------ Records for the exercise

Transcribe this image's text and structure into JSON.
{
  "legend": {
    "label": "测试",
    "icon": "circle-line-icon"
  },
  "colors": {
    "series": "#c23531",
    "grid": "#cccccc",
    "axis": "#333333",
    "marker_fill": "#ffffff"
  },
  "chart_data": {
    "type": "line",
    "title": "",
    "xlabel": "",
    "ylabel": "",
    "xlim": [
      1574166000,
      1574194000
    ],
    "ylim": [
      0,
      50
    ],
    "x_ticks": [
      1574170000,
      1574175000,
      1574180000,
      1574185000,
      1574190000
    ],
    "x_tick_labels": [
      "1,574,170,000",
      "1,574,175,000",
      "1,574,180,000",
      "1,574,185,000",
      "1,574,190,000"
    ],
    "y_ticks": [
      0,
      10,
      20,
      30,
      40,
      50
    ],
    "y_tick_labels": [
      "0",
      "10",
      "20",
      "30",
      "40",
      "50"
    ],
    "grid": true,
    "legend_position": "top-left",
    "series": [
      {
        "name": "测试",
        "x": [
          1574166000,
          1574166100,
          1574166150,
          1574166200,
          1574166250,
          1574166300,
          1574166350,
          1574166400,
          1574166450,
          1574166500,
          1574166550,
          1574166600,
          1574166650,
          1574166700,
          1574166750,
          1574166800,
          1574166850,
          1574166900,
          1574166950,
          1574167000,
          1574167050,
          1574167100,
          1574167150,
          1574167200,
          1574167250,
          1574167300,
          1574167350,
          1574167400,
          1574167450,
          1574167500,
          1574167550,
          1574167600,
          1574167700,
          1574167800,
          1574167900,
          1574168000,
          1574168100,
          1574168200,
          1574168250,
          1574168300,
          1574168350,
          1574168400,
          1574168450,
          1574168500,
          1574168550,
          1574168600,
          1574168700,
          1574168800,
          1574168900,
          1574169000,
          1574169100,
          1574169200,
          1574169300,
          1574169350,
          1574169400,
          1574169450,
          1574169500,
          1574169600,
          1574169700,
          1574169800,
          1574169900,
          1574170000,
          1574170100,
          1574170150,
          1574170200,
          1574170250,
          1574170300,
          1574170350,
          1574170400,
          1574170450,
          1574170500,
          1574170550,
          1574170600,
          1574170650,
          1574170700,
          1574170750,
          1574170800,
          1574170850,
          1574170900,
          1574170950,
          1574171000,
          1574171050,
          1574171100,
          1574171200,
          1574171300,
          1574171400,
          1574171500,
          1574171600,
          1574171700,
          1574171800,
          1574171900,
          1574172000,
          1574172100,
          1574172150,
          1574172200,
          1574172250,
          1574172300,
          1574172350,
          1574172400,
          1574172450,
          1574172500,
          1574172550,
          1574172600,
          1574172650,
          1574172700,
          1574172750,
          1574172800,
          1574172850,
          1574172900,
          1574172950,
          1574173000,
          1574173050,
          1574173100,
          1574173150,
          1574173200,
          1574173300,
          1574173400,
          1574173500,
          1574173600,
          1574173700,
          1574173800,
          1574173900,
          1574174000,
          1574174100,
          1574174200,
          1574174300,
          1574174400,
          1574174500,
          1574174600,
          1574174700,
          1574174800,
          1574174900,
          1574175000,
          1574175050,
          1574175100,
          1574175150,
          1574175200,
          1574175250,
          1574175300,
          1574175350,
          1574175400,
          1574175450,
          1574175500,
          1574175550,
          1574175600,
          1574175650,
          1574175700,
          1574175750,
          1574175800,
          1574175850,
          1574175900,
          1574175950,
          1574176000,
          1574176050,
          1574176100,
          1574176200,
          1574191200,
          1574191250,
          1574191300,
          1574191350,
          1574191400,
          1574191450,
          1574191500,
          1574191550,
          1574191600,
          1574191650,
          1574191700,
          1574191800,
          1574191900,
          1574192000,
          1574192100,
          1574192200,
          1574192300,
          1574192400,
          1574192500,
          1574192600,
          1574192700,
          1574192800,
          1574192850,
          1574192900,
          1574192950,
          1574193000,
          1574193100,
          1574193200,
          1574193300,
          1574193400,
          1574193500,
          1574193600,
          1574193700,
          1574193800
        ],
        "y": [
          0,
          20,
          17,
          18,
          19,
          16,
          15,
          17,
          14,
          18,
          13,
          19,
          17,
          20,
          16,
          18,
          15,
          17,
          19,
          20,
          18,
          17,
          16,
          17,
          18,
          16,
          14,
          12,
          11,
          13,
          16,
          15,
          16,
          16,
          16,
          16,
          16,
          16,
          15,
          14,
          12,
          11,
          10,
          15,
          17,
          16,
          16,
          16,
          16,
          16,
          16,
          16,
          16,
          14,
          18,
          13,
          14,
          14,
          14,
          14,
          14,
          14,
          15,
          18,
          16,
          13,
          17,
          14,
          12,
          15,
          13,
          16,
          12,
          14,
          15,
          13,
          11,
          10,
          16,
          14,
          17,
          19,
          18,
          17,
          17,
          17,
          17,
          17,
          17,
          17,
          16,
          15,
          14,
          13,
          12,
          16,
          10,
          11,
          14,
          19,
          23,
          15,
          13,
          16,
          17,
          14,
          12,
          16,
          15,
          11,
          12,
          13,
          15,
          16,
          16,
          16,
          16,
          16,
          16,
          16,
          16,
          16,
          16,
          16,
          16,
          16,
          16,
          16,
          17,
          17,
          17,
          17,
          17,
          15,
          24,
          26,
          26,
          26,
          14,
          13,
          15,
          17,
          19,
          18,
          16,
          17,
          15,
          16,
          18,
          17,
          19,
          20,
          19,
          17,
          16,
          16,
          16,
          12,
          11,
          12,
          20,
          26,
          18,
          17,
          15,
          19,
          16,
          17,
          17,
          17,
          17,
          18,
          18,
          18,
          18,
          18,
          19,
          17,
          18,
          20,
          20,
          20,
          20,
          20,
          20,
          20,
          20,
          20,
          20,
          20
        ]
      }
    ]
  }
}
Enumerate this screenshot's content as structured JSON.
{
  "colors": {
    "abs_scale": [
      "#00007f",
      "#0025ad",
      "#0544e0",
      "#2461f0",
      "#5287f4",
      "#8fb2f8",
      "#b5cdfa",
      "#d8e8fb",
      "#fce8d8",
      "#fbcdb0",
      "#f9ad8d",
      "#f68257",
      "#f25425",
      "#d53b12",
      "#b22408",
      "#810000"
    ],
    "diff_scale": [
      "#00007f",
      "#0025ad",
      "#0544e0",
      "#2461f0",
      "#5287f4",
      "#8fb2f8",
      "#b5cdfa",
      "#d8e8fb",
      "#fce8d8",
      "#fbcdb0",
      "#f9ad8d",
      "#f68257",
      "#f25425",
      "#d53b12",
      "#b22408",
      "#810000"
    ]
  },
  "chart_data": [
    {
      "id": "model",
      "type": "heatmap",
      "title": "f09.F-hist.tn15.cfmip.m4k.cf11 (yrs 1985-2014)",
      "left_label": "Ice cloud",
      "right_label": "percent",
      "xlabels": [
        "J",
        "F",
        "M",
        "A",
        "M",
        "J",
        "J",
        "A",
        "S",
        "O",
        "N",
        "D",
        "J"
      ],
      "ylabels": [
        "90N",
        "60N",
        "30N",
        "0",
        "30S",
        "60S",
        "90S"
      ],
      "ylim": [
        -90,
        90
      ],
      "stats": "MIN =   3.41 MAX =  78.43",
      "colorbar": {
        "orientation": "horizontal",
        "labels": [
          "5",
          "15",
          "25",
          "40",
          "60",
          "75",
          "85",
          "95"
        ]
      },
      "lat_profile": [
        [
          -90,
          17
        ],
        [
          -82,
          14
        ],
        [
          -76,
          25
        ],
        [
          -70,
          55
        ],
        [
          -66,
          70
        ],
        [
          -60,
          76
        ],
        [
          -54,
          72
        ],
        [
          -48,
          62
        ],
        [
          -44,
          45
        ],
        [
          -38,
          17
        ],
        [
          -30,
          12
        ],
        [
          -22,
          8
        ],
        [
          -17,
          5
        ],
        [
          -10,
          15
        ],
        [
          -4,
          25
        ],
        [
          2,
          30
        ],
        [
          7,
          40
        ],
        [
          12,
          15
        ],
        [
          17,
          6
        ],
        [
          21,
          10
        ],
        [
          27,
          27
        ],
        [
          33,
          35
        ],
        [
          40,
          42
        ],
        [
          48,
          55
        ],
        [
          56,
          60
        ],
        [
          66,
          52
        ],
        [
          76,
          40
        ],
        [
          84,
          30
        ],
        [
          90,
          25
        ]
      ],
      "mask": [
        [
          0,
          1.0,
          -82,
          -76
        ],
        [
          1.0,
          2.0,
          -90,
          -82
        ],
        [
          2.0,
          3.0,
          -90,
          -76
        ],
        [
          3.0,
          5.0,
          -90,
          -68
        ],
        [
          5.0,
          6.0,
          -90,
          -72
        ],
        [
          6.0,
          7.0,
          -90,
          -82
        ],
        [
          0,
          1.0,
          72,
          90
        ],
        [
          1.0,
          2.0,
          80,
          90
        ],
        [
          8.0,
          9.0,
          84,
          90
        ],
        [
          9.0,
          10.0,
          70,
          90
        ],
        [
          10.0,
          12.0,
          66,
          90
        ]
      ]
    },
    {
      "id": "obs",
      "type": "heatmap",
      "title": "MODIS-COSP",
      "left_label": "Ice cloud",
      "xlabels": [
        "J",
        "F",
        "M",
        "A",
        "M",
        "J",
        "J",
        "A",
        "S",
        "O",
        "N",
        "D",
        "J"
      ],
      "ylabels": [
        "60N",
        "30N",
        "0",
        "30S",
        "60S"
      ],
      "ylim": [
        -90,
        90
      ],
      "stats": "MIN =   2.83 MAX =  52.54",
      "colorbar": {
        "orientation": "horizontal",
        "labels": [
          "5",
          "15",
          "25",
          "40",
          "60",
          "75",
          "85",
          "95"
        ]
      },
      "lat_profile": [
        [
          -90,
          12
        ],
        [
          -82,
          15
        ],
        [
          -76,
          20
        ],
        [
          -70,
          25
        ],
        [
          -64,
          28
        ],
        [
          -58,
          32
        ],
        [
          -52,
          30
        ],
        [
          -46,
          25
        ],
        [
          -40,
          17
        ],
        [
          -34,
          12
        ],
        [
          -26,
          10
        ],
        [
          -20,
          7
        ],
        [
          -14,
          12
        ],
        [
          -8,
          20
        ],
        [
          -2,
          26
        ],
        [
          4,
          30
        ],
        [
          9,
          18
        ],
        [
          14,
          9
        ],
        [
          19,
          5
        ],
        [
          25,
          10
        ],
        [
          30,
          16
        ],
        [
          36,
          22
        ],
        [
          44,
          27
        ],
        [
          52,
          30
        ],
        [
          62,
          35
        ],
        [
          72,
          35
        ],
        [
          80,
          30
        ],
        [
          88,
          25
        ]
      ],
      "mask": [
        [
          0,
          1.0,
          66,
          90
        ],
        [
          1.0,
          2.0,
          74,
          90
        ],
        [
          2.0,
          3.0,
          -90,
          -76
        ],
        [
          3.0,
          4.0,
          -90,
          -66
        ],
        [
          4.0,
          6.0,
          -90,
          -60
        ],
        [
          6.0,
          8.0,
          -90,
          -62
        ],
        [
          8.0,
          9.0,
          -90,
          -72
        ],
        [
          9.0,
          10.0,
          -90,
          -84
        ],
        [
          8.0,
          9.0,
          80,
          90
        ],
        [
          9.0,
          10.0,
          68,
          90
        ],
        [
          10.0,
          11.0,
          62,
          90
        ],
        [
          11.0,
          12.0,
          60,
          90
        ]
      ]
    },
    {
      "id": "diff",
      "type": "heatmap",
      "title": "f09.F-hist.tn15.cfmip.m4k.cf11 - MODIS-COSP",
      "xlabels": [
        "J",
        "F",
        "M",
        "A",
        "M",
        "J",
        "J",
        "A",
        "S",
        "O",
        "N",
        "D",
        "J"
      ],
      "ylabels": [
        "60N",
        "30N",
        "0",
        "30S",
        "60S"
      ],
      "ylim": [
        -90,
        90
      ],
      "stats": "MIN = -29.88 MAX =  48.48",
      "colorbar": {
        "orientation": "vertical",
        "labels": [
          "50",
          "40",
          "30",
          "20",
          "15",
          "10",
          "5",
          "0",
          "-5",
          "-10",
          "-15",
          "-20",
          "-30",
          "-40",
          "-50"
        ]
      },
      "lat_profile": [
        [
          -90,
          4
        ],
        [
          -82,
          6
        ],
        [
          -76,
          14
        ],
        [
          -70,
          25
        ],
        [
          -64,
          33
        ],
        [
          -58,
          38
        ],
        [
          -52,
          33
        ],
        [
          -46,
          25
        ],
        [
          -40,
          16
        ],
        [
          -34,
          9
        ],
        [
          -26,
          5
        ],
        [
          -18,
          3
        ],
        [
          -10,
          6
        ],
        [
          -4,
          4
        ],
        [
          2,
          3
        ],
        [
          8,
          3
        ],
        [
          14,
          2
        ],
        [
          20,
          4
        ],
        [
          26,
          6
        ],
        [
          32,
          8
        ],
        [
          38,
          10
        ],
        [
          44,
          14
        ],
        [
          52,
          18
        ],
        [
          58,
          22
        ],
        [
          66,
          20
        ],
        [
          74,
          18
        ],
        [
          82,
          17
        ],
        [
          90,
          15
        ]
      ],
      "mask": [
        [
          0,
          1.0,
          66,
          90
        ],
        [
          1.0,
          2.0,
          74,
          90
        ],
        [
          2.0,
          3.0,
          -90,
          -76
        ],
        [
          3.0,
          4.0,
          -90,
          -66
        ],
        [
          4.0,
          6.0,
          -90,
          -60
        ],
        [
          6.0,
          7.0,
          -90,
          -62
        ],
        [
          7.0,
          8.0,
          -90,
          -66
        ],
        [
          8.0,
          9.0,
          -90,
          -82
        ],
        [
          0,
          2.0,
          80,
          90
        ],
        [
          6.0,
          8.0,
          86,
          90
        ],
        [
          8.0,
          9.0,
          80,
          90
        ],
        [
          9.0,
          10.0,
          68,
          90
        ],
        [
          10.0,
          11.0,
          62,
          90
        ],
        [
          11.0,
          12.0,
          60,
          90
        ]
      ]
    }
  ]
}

------------

### Instructions for the task
Lines from the records above that hold "this" are the ones to list.

### In response
Transcribe this image's text and structure into JSON.
Enumerate this screenshot's content as structured JSON.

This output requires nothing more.